-- ROWS --

= = = = =

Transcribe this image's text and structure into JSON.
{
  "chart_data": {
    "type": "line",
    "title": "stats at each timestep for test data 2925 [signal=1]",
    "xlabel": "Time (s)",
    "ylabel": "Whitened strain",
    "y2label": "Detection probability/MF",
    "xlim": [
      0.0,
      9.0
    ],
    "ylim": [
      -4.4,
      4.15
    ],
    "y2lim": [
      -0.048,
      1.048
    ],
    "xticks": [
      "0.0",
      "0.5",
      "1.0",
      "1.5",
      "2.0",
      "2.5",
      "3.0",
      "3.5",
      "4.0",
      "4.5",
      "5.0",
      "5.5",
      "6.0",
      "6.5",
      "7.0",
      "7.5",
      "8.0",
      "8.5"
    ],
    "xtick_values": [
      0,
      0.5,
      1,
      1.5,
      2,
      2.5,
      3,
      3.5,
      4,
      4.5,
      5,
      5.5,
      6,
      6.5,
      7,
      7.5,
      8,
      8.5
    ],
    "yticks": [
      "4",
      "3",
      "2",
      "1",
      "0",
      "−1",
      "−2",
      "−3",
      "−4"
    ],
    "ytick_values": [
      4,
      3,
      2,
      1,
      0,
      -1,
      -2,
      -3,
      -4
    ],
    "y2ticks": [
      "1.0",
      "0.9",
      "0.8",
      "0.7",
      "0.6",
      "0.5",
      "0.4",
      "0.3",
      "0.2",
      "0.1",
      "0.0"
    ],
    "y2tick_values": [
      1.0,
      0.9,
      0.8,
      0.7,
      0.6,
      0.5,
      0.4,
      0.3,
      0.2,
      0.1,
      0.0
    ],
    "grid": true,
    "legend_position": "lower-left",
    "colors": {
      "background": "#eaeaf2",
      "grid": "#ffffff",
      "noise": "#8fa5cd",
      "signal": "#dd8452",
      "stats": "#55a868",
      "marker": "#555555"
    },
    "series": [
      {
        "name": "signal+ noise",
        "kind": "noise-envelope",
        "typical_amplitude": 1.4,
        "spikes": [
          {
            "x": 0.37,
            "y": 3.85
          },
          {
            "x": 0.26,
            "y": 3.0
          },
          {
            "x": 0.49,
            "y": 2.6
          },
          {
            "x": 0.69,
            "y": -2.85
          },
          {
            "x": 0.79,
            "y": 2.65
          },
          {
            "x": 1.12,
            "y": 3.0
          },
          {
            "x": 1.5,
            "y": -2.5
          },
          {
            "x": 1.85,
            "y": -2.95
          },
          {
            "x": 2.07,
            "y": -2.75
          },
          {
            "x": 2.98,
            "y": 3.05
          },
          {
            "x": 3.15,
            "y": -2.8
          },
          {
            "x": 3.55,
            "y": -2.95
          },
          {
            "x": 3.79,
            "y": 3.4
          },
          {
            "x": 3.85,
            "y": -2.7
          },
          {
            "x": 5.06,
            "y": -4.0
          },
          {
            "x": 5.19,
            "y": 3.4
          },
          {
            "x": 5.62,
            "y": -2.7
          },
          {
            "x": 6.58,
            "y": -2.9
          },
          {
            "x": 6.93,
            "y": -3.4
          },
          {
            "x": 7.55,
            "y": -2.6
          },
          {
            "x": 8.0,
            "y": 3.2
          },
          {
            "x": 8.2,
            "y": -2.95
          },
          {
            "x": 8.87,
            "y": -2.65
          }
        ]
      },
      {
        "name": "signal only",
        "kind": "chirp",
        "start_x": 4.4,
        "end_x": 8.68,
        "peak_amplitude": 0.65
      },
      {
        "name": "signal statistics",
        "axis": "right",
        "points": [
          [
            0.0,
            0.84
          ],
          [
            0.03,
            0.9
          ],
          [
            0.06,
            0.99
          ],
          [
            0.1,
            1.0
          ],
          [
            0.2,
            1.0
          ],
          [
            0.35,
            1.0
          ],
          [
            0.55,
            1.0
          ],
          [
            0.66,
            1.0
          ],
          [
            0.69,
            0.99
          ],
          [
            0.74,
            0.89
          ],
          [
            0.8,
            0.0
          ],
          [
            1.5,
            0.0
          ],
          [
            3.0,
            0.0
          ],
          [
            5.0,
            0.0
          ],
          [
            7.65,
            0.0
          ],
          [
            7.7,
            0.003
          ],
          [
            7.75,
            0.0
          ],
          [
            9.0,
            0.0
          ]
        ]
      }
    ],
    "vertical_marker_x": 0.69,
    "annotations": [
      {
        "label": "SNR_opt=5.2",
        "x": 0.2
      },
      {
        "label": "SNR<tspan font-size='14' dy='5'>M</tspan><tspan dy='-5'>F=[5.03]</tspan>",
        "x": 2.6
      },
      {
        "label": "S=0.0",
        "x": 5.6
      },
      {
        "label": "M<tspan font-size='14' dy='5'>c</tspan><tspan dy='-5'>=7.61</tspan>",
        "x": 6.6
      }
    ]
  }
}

= = = = =

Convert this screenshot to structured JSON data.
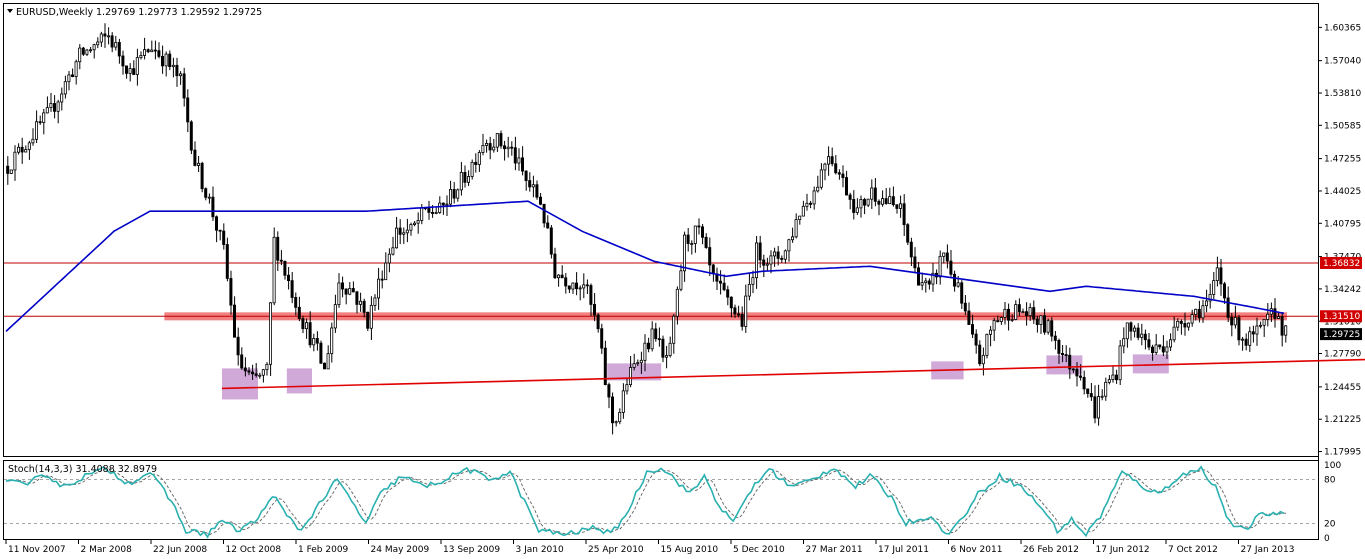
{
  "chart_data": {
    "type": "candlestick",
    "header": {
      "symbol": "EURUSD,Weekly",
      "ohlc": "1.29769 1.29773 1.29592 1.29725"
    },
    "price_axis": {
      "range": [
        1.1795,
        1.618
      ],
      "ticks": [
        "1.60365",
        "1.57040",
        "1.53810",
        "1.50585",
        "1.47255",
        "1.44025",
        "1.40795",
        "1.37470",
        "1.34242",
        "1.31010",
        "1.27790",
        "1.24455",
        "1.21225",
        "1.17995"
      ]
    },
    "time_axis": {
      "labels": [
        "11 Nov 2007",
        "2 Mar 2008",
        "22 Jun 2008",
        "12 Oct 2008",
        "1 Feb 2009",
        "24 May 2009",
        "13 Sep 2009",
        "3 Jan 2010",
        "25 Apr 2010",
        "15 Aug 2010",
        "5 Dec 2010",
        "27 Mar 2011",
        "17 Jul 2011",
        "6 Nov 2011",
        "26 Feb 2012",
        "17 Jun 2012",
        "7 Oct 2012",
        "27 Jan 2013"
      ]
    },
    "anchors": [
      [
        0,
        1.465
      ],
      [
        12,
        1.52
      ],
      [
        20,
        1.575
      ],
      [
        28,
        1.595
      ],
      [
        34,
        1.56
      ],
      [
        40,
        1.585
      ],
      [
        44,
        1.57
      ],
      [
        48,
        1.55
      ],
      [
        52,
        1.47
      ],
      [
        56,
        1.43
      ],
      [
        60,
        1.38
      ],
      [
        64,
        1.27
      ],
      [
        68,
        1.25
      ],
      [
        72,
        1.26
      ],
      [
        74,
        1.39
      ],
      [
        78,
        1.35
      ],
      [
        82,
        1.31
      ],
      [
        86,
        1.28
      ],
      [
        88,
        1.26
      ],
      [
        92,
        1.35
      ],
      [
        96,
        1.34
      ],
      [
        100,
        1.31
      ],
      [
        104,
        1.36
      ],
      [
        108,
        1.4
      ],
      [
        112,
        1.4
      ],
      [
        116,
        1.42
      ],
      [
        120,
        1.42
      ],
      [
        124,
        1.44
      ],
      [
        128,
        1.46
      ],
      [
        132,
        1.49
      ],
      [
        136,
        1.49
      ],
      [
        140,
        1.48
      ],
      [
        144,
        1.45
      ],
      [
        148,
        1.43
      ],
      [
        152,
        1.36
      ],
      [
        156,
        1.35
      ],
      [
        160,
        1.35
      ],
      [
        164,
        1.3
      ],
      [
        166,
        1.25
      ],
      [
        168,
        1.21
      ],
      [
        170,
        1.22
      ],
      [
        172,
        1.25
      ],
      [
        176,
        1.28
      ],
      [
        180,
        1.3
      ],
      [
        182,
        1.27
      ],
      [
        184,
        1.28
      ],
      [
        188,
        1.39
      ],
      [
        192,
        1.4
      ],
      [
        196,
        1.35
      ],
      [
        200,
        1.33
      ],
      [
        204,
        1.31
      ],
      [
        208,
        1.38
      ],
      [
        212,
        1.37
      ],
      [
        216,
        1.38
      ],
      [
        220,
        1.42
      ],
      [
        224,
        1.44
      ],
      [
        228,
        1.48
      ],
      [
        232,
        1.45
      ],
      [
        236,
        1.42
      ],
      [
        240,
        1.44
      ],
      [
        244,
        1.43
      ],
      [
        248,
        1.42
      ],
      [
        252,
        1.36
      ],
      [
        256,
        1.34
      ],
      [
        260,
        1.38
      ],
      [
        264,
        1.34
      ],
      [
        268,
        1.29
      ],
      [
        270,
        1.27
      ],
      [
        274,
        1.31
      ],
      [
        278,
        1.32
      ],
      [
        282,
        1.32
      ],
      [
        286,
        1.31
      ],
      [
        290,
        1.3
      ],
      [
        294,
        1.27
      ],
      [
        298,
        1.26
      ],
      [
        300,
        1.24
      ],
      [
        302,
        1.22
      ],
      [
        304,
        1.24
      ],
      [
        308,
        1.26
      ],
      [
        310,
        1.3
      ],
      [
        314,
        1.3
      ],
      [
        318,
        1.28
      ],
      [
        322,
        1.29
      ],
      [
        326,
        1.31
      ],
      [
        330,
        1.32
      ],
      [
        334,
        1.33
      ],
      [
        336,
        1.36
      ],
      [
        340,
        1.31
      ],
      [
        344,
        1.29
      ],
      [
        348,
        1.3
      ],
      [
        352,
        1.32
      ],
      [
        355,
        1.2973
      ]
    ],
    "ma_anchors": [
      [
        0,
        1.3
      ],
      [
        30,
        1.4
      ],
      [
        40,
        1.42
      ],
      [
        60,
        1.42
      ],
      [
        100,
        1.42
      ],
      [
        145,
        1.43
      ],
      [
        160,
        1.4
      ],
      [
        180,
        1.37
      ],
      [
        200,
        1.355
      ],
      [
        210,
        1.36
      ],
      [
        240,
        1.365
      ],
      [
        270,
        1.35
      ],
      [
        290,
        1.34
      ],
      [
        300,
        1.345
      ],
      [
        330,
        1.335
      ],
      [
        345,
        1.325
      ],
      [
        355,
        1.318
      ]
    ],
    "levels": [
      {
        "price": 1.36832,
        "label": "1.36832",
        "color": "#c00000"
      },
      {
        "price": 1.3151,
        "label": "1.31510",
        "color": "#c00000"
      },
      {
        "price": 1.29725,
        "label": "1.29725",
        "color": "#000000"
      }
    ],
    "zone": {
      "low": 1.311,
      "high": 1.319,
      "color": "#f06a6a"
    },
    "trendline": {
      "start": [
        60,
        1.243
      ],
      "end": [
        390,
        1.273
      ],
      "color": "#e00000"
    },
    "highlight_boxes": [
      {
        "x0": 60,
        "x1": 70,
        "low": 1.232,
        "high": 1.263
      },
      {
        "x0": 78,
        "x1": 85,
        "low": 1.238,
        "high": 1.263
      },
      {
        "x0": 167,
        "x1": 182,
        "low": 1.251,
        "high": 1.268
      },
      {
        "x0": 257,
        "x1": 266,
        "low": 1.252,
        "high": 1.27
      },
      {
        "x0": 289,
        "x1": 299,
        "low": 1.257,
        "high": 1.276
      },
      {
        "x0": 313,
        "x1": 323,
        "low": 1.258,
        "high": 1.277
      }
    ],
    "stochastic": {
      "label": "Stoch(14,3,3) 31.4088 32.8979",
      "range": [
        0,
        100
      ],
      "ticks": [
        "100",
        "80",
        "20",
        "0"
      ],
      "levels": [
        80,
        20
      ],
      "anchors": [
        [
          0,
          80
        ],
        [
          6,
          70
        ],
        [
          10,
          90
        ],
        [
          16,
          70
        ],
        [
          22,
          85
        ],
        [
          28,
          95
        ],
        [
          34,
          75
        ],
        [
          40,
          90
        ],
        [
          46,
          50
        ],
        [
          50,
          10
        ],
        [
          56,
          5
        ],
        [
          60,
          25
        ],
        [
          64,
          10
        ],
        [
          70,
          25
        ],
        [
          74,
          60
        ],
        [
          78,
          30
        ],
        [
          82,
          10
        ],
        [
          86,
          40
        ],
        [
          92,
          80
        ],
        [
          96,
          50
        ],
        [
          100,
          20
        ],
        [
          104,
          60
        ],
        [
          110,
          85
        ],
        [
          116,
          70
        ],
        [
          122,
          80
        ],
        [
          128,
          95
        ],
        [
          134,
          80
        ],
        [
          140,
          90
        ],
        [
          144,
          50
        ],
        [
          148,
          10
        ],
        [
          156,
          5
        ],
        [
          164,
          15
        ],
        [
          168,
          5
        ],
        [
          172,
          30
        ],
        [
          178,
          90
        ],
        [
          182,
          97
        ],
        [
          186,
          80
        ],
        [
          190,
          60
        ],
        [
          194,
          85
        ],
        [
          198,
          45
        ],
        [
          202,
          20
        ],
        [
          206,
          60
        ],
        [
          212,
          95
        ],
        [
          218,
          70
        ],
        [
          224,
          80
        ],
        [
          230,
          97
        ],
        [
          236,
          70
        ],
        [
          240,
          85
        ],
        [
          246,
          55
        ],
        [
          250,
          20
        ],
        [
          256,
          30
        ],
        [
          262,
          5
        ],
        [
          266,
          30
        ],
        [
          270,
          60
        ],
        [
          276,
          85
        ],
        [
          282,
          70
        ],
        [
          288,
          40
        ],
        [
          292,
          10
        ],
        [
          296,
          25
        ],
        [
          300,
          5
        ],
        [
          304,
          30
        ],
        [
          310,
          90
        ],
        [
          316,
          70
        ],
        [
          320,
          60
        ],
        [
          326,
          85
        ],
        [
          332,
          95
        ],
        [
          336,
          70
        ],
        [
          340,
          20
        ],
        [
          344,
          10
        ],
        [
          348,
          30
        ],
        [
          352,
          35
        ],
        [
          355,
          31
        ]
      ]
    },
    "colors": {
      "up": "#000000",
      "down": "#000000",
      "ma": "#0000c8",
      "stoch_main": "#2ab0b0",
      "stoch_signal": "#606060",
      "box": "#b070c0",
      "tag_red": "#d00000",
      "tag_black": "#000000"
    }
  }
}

= = = = =

-- SET TASK --
Your task is to gather all lines from the entries above that hold the word "tspan".

-- COMPLETE OUTPUT --
        "label": "SNR<tspan font-size='14' dy='5'>M</tspan><tspan dy='-5'>F=[5.03]</tspan>",
        "label": "M<tspan font-size='14' dy='5'>c</tspan><tspan dy='-5'>=7.61</tspan>",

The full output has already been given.